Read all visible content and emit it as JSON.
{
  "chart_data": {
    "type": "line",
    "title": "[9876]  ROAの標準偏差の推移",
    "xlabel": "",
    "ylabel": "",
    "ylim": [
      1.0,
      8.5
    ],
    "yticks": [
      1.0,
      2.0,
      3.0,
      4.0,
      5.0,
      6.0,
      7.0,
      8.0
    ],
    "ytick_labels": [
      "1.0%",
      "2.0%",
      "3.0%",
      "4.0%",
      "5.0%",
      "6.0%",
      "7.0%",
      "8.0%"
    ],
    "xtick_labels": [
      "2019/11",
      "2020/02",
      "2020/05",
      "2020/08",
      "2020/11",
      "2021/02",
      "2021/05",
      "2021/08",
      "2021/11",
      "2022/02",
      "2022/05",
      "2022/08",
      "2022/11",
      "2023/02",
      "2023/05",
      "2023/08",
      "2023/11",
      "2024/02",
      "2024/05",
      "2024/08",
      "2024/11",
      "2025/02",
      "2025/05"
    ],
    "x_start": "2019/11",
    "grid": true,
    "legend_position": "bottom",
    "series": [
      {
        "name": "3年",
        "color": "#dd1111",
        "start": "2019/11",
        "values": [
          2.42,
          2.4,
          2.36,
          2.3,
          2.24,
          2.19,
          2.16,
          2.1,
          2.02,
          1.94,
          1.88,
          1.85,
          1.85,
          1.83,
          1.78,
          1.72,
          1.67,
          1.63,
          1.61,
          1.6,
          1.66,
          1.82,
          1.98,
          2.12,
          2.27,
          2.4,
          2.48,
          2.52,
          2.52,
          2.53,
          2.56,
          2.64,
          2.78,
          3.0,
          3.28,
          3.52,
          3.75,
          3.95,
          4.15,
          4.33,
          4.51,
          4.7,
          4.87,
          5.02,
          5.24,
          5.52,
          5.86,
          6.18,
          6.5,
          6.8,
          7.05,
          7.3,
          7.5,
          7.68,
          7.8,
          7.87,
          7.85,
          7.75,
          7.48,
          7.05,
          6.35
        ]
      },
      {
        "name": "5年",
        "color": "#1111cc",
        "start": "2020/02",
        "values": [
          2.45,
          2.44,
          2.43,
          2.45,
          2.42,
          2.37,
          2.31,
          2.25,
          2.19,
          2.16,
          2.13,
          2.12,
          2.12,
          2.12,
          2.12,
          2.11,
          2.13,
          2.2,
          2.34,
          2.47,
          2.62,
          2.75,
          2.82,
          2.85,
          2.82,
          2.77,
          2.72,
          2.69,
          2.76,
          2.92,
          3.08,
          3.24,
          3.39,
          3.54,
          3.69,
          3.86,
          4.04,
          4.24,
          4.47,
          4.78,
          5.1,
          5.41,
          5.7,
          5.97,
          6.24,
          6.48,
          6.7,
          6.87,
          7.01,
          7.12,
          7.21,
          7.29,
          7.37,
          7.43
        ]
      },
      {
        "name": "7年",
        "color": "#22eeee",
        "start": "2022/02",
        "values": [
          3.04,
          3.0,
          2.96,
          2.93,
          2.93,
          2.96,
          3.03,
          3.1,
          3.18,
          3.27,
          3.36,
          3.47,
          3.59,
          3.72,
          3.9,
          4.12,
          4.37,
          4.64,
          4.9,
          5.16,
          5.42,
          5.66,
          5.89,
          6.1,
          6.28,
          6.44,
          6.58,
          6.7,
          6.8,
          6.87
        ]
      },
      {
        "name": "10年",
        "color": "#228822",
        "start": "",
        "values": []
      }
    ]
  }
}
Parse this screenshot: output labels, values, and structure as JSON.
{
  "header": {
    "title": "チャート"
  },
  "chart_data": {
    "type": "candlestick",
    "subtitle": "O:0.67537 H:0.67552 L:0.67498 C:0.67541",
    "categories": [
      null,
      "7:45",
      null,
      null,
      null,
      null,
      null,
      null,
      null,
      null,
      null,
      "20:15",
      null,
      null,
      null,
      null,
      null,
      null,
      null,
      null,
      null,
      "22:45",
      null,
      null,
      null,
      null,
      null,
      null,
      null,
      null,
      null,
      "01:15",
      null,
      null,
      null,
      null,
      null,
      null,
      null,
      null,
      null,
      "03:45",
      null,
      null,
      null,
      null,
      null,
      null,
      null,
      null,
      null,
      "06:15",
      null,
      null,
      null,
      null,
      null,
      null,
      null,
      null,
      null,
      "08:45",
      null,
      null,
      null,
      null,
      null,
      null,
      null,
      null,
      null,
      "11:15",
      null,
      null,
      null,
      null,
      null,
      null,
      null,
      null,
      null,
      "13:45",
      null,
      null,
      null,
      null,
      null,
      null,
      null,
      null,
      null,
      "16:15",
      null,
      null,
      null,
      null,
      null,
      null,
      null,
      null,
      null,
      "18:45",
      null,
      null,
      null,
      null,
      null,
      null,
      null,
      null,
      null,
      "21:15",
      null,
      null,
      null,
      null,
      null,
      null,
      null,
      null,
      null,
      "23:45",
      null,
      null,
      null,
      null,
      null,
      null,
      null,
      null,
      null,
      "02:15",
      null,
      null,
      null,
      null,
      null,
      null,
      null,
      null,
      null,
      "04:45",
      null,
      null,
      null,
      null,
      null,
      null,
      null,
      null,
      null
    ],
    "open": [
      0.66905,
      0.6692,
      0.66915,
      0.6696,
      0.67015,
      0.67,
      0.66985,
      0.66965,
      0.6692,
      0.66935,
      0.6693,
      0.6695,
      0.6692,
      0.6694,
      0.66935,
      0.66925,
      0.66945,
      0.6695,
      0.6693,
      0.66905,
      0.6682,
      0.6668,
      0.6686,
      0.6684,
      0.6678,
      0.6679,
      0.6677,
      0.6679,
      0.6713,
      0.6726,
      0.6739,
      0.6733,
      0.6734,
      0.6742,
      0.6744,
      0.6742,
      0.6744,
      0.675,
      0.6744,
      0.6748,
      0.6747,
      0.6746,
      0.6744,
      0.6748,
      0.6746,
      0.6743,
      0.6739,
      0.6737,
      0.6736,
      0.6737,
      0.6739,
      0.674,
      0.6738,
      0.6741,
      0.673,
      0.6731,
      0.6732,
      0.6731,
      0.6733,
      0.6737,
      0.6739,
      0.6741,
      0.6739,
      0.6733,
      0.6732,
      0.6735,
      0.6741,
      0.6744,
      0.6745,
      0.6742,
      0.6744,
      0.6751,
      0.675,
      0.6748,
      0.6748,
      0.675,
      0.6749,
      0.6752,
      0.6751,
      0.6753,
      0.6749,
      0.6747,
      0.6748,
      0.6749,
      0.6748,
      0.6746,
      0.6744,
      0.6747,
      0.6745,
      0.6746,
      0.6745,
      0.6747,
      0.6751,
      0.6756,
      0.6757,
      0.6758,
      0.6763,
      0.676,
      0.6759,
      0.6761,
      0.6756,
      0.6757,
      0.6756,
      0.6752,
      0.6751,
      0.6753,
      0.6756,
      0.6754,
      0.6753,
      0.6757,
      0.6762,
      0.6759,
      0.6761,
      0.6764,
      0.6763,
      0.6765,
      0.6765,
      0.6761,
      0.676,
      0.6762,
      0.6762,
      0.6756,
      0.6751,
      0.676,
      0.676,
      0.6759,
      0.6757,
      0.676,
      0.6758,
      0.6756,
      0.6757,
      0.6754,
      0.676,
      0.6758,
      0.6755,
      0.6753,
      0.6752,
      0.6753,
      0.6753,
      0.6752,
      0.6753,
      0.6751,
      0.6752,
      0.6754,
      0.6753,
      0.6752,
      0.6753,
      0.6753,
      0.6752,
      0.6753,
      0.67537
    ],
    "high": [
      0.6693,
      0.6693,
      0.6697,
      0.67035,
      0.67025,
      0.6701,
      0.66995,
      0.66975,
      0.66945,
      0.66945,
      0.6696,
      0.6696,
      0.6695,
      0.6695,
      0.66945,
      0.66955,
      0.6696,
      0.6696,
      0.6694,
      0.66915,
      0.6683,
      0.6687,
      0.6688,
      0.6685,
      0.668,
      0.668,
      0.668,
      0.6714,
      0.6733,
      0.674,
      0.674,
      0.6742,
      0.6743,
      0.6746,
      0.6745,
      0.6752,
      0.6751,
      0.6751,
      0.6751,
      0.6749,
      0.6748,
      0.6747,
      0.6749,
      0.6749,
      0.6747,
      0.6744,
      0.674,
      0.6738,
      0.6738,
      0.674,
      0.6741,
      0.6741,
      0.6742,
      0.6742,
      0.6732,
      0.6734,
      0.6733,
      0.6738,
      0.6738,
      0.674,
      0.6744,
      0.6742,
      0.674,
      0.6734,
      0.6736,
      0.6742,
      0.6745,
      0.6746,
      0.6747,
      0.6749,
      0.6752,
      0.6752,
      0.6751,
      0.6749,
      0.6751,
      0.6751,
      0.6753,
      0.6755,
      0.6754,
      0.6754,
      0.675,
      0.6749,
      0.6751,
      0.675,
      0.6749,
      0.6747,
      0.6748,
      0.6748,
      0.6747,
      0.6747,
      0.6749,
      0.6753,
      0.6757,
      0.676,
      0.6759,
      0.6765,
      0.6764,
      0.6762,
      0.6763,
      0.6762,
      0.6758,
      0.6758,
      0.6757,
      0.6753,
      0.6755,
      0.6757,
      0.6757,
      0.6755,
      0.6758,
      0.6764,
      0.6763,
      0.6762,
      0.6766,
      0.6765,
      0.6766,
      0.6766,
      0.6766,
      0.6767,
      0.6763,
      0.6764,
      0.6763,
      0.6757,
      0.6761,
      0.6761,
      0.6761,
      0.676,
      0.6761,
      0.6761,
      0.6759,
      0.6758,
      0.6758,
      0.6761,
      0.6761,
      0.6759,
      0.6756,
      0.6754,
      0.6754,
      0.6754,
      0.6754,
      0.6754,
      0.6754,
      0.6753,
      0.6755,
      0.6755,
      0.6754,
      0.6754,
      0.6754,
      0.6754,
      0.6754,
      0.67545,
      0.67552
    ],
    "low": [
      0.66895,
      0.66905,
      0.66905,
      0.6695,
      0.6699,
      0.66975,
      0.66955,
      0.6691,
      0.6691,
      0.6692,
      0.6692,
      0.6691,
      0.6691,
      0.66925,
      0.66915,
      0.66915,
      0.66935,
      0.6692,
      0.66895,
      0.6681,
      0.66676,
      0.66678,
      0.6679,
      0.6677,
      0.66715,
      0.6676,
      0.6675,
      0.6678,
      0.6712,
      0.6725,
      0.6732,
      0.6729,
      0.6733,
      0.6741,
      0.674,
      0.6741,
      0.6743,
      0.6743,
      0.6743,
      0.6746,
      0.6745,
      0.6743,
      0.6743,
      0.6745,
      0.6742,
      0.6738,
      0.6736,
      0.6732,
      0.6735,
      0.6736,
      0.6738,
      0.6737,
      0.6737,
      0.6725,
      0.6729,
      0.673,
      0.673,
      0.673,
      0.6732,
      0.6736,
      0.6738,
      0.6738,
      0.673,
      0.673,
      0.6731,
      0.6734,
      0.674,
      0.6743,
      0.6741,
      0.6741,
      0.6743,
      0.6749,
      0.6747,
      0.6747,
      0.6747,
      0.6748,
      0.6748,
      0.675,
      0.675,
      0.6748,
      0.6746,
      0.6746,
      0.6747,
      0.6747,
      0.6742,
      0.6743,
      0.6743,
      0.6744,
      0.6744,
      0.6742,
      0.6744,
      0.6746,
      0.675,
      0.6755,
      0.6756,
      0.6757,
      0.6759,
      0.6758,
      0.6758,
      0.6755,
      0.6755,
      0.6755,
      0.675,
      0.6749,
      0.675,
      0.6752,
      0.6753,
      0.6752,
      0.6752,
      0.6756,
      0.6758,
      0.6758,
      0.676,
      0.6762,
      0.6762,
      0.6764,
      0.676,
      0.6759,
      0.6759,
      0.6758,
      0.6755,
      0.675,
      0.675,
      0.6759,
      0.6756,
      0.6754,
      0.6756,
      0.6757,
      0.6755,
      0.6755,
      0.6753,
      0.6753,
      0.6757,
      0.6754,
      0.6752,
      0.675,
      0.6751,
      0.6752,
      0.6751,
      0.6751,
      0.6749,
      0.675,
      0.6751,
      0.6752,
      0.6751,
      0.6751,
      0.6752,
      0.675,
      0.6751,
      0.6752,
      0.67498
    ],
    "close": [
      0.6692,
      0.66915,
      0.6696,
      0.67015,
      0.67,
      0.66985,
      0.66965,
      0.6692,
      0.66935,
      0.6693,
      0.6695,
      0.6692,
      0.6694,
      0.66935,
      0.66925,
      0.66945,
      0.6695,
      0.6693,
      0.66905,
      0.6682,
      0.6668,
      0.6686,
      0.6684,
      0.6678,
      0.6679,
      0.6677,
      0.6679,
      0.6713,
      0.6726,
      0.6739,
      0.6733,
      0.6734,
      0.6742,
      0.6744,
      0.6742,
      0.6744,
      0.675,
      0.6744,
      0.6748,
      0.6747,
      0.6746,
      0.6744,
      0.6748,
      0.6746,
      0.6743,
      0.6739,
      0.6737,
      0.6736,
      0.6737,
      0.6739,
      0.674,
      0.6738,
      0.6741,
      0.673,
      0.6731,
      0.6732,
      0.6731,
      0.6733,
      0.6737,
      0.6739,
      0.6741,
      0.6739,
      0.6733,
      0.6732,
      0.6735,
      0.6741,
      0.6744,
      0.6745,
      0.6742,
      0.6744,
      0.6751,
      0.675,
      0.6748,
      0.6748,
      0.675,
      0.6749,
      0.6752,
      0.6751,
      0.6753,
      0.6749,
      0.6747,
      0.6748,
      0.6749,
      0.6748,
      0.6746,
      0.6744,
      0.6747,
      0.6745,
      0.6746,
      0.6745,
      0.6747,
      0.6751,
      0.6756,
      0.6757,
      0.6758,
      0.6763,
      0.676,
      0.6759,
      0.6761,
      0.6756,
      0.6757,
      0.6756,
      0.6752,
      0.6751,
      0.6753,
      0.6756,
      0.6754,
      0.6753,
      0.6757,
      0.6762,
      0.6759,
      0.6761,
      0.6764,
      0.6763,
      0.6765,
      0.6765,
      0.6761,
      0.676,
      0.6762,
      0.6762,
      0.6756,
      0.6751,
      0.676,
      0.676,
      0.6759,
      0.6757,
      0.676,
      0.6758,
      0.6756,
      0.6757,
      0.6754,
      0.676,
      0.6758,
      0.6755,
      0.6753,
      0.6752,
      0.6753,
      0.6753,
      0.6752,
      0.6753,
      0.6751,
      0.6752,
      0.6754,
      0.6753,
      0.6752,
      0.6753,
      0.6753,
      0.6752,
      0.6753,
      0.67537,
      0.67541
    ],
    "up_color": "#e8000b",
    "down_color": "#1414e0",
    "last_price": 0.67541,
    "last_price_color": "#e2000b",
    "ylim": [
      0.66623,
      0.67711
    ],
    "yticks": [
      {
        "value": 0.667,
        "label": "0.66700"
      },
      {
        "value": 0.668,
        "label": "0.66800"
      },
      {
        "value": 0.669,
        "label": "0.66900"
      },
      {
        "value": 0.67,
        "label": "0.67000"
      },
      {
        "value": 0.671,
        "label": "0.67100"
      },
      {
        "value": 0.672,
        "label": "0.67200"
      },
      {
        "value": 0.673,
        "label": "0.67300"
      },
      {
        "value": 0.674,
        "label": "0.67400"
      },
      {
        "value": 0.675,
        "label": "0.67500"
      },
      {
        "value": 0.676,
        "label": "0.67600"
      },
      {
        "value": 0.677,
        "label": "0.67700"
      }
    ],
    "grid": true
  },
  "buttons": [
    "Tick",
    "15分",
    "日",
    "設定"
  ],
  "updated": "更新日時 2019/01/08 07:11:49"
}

### PROBLEM REQUIREMENTS
State only the number of lines in these entries that contain "JSON".

### EXERCISE OUTPUT
2